• [Tasks]
1 - Answer these questions using the outline on Standard Oil and Andrew Carnegie.
(a) In what year did Rockefeller create the Standard Oil Company?
(b) What share of U.S. oil refineries did Rockefeller control by 1879?
(c) From what amount to what amount did Carnegie reduce costs by using mass production?
2 - Reproduce the stretch of the outline on Standard Oil and Andrew Carnegie from "- Rockefeller enjoyed" through "bad working conditions.", word for word.
3 - Write the next part of the outline on Standard Oil and Andrew Carnegie, starting after its last line.

• [Passage given]
+++
B. The Case of Standard Oil
- John D. Rockefeller - consolidate industry
- entered the oil business in 1862
- created Standard Oil Company - 1870
- Captain of Industry - contributed to the building of America
- Vertical Integration gaining control of different types of
businesses at each stage in the production of a finished good
- drilling wells (he paid cost - his competitors paid cost + profit)
- timberland
- barrel plants
- refineries
- warehouses and docks
- transportation systems
- pipelines
- fleets of tankers
- RR tank cars
- sales
- kerosene shops
- lubricant shops - Vaseline
- gas stations
- Individual departments were able to specialize
- purchasing
- oil inspection
- foreign shipping and sales
- legal affairs
- cost accounting
- The result was lower prices and better quality - Vertical
integration benefited customers
- Robber Baron - became the most hated man in America
- Horizontal Integration - combining or gaining control of most
of the companies at the strategic stage of an industry in order to control
the industry (monopoly)
- Rockefeller was the first to use the RR rebate system to get a
better deal from the RR by guaranteeing large shipments in order to get
a special rate so that he could drive competitors out of business.
- Rockefeller enjoyed price wars to destroy competitors.
- Rockefeller used any means necessary to gain control
- Bought out competitors, especially during depressions when the
prices were low.
- paid workers the least he could get away with
- in order to keep costs down
- leading to very low pay and bad working conditions.
- one of the 1st billion dollar corporations
- Rockefeller controlled 90% of oil refineries in the U.S. by 1879
- once he had control he was able to raise his prices to recover
losses
- Standard Oil Trust - 1882 - the first trust controlled by John
D. Rockefeller.
- Other trusts copied Standard Oil and the public became concerned
with the decline in competition.
- Trusts - similar to corporations except that the owners held trust
certificates instead of stock.
- Trust certificates enabled the owner to collect profits just like
stock, however actual control of the way the company was run was left to
the board of trustees. This allowed wealthy men to control companies
that they did not own by creating trusts and making themselves trustees.
- Therefore no monopoly.
-
C. Captains of Industry
- genius
- dedication
- ruthlessness
- talent
- inventiveness
- luck
D. Andrew Carnegie's World of Steel
- Andrew Carnegie - consolidated the industry
- Scotish Immigrant
- worked his way up from the bottom despite prejudice
- Captain of Industry - contributed to America
- Andrew Carnegie developed the steel industry by reducing costs
- Mass Production - First developed by Eli Whitney - 1800 -
with the use of interchangeable parts
- Carnegie used it to reduce costs ($56 to $11.50)
- Open Hearth Process (Bessemer Process) to make steel cheaper.
+++
• [Data lines]

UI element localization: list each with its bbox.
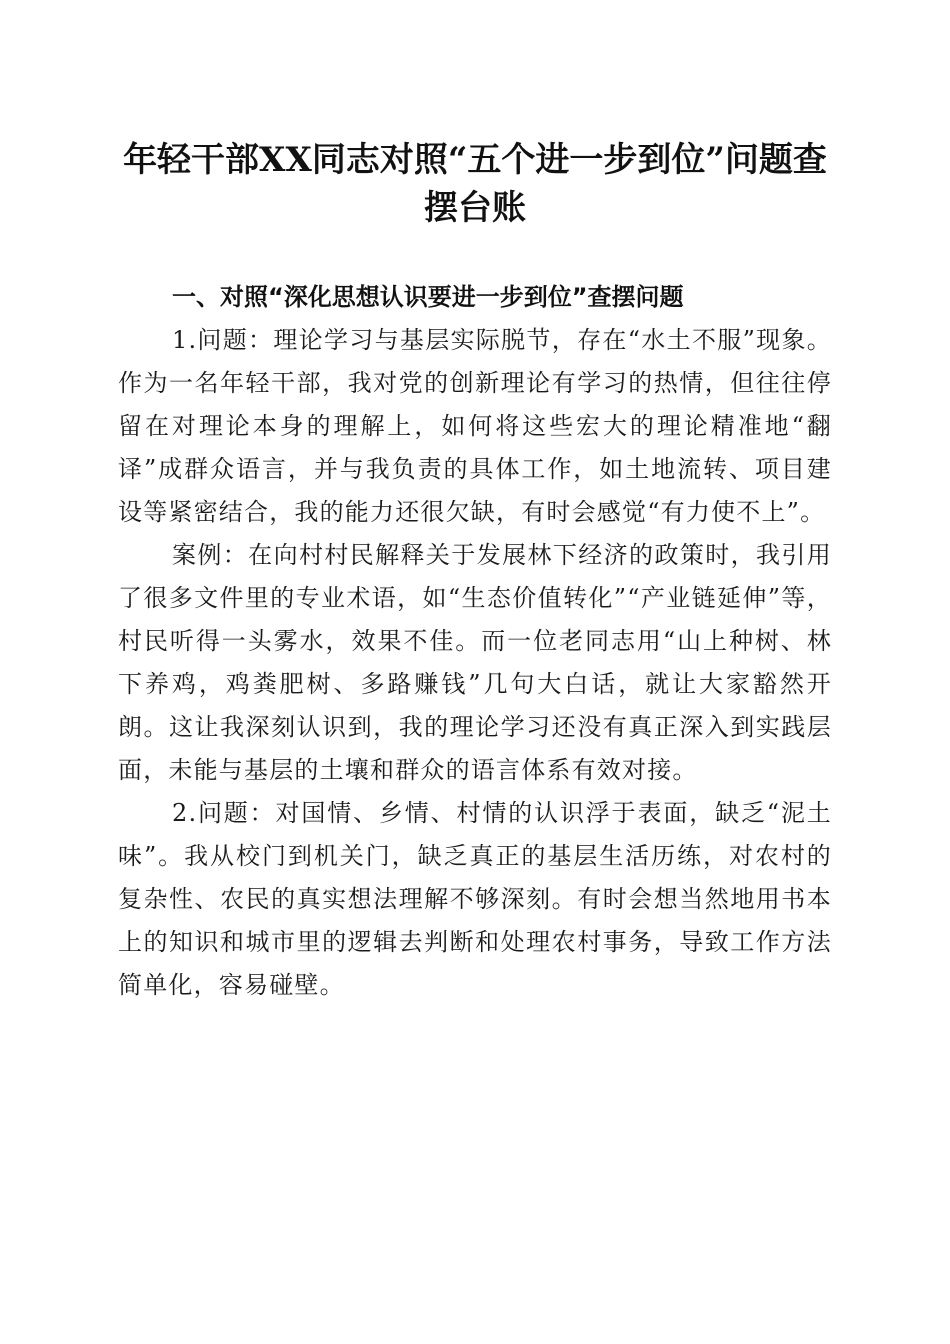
section-heading: 一、对照“深化思想认识要进一步到位”查摆问题 [172, 283, 684, 311]
document-body [118, 276, 832, 1007]
paragraph-case-1: 案例：在向村村民解释关于发展林下经济的政策时，我引用了很多文件里的专业术语，如“生态价值转化”“产业链延伸”等，村民听得一头雾水，效果不佳。而一位老同志用“山上种树、林下养鸡，鸡粪肥树、多路赚钱”几句大白话，就让大家豁然开朗。这让我深刻认识到，我的理论学习还没有真正深入到实践层面，未能与基层的土壤和群众的语言体系有效对接。 [118, 541, 832, 784]
paragraph-problem-1: 1.问题：理论学习与基层实际脱节，存在“水土不服”现象。作为一名年轻干部，我对党的创新理论有学习的热情，但往往停留在对理论本身的理解上，如何将这些宏大的理论精准地“翻译”成群众语言，并与我负责的具体工作，如土地流转、项目建设等紧密结合，我的能力还很欠缺，有时会感觉“有力使不上”。 [118, 326, 832, 526]
document-title: 年轻干部XX同志对照“五个进一步到位”问题查摆台账 [123, 140, 827, 228]
paragraph-problem-2: 2.问题：对国情、乡情、村情的认识浮于表面，缺乏“泥土味”。我从校门到机关门，缺乏真正的基层生活历练，对农村的复杂性、农民的真实想法理解不够深刻。有时会想当然地用书本上的知识和城市里的逻辑去判断和处理农村事务，导致工作方法简单化，容易碰壁。 [118, 799, 832, 999]
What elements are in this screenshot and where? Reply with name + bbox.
+++
• [Results of the tasks]
1 -
(a) 1870
(b) 90%
(c) From $56 to $11.50

2 -
- Rockefeller enjoyed price wars to destroy competitors.
- Rockefeller used any means necessary to gain control
- Bought out competitors, especially during depressions when the
prices were low.
- paid workers the least he could get away with
- in order to keep costs down
- leading to very low pay and bad working conditions.

3 -
- Steel was used to make other machines which could not be made using
iron
- Vertical Integration gaining control of different types of
businesses at each stage in the production of a finished good
- smelting co. - blast furnaces separated the metal from its ore
- another co made the steel into slabs
- rolling co. - made the slabs into sheets
- Individual departments were able to specialize
- purchasing
- research - find the best methods at each stage
- foreign shipping and sales
- legal affairs
- cost accounting
- Carnegie owned his own iron and coal mines as well as many RR lines
- Robber Baron - helped to create inequities in America
- Horizontal Integration - Bought out competitors, especially
during depressions when the prices were low.
- Often undersold competitors in order to drive them out of business.
- Carnegie paid workers the least he could get away with in order to
keep costs down leading to very low pay and bad working conditions.
- By 1900 Carnegie Steel produced 25% of all steel in the U.S.
- J.P. Morgan - investment banker - richest man in the world
- controlled 60% of the steel industry
- J.P. Morgan bought Carnegie out for $500 million in cash (Monopoly)
- Used holding company concept to create U.S. Steel
- U.S. Steel in 1901 (one of the first billion dollar companies)
"Vertical Integration"
- purchasing different types of businesses at each stage of production, from
the ground up (Rockefeller and Standard Oil) or (Carnegie Steel)
- Advantages - mass production, wide distribution, efficiency, cheaper
"Horizontal Integration"
- control of all businesses at the critical stage of production, the stage
where the greatest profit could be realized; one would "expand" in a
particular area of production - often called a Monopoly
(Carnegie-Steel) or (Standard Oil)
- Disadvantages - eliminate competition, power over consumer and laborer,
influence gov't, concentration of wealth into a few hands
E. Kellogg, Post, and the Cereal Wars
- Dr. John Harvey Kellogg
- Battle Creek, Michigan
- Seventh Day Adventists Sanitarium
- brother W.K. Kellogg formed the company in 1906
- C.W. Post came to Battle Creek to compete with Kellogg
- both companies used creative advertising and promotions to sell
their product
G. The Food Industry did improve diets for workers in the city
- Gail Borden - 1856
- canned milk allowed transportation of milk to areas off the farm.
- H.J. Heinz
- marketed preserved foods including ketchup in cities
- replacing the time consuming process of canning.
- General Mills and Ralston-Purina
- developed flour processing plants put many local millers out of
business.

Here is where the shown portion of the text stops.